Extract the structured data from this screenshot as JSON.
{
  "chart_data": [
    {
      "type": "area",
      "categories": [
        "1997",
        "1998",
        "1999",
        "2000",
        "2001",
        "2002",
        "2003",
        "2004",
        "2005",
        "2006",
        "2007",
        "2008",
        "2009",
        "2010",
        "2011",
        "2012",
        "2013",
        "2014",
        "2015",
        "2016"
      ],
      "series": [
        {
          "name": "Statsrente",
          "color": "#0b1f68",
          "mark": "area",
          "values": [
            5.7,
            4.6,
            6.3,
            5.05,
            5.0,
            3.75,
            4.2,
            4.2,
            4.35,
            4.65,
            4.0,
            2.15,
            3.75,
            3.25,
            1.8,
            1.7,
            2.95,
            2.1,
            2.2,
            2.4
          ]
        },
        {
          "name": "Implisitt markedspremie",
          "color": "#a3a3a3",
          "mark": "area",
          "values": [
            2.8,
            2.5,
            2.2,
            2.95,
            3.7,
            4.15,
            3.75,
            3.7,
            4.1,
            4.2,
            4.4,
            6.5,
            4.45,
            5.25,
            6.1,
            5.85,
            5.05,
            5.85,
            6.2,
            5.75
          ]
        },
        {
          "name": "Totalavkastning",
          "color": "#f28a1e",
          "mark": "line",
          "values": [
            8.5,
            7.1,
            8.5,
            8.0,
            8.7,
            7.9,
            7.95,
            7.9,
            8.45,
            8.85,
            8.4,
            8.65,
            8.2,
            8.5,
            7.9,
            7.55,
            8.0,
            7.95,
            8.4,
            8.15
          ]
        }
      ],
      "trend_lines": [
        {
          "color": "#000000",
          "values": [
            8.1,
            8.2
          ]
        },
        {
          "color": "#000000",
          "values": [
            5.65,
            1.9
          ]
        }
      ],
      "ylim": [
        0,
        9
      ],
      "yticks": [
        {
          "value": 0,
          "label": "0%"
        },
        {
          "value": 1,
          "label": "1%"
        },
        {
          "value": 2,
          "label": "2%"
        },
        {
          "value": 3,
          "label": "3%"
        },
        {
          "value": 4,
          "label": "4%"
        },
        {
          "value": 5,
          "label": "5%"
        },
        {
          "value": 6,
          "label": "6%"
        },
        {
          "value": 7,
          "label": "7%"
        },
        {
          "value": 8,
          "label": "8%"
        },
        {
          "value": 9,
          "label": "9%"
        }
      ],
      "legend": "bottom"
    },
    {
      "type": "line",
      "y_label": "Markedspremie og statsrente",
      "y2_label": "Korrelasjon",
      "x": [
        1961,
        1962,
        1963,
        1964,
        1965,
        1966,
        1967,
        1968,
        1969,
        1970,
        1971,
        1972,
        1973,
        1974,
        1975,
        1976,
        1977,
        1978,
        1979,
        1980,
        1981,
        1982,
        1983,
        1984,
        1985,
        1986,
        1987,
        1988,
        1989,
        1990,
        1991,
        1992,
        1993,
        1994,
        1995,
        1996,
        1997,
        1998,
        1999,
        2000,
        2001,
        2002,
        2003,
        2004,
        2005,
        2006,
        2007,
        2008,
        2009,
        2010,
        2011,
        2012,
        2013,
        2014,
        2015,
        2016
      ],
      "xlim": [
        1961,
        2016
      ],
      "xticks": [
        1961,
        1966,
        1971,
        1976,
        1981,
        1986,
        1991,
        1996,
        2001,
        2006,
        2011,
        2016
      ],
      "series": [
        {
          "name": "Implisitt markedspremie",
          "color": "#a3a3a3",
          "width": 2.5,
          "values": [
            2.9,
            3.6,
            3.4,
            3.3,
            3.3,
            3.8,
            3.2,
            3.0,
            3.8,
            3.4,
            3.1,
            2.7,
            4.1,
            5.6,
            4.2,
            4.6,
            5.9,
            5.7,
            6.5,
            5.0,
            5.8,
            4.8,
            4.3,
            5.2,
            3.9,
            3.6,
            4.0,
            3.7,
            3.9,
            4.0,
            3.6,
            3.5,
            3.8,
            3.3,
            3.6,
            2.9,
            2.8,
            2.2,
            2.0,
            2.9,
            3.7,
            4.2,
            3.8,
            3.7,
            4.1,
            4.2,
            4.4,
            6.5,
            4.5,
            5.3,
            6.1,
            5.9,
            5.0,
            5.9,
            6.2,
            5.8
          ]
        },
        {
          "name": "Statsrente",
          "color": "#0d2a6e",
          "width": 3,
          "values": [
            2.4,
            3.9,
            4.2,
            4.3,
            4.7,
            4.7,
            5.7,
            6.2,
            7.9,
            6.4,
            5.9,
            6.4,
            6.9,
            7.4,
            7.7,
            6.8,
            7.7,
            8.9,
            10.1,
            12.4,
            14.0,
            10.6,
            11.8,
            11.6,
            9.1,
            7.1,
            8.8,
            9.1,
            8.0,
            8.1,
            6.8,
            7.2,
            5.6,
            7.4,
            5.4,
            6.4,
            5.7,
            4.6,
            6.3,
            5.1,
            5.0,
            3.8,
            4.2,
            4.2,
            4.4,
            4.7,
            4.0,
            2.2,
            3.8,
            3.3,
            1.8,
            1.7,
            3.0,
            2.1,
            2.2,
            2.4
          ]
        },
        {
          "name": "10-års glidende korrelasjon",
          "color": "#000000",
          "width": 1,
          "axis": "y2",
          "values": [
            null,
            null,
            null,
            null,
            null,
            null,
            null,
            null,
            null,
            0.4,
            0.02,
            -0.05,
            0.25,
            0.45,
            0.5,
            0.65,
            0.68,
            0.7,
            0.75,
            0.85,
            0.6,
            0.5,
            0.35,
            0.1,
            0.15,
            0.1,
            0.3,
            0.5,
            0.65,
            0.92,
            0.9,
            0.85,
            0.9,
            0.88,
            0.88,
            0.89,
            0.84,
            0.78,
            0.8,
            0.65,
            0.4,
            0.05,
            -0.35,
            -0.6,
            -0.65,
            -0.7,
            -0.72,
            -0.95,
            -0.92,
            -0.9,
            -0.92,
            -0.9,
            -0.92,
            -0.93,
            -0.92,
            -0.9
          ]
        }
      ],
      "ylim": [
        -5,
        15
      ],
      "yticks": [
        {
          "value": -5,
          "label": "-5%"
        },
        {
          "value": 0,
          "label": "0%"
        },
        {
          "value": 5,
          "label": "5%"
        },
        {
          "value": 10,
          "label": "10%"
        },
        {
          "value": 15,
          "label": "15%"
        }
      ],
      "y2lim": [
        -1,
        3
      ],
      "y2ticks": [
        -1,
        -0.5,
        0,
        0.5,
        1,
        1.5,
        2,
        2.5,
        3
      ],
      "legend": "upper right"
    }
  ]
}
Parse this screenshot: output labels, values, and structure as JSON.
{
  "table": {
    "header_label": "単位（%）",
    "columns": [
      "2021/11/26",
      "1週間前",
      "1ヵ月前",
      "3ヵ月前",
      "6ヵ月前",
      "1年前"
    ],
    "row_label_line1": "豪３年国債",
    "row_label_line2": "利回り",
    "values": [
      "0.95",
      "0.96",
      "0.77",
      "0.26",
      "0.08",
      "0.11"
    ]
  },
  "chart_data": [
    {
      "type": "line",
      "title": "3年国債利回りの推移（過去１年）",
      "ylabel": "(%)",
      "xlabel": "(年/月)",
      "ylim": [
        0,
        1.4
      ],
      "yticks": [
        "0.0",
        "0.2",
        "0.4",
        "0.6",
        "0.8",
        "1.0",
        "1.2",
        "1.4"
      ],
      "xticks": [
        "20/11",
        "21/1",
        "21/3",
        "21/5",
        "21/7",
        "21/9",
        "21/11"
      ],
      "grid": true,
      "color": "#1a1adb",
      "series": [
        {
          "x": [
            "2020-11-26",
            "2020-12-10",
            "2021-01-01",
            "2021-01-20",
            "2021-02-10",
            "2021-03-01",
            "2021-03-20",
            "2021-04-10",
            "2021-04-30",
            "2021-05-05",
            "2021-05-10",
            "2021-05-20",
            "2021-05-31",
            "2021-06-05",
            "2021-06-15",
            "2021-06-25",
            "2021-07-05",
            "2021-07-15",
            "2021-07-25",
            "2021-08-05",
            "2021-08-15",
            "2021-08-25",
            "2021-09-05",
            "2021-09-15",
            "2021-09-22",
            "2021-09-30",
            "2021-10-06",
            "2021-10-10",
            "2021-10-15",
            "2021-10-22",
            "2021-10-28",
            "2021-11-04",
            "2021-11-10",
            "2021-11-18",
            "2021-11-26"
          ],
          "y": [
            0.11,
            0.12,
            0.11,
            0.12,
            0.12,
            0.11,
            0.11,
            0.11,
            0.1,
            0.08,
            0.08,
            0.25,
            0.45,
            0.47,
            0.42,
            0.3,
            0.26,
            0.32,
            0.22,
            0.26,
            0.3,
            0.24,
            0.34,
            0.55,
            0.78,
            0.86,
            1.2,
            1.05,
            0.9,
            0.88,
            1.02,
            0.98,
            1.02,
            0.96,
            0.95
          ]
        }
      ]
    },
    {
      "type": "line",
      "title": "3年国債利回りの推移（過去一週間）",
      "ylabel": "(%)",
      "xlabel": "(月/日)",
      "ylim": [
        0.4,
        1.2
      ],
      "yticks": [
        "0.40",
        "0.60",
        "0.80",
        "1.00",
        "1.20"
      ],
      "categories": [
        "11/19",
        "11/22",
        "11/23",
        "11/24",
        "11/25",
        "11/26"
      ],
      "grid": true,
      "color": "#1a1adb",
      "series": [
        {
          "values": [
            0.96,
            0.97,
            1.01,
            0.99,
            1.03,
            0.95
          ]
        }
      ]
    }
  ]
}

------------------------------------------------

§ **What you need to do**
Report how many lines in the entries hold the string "JSON". Nothing but the number is wanted.

§ **Exercise output**
2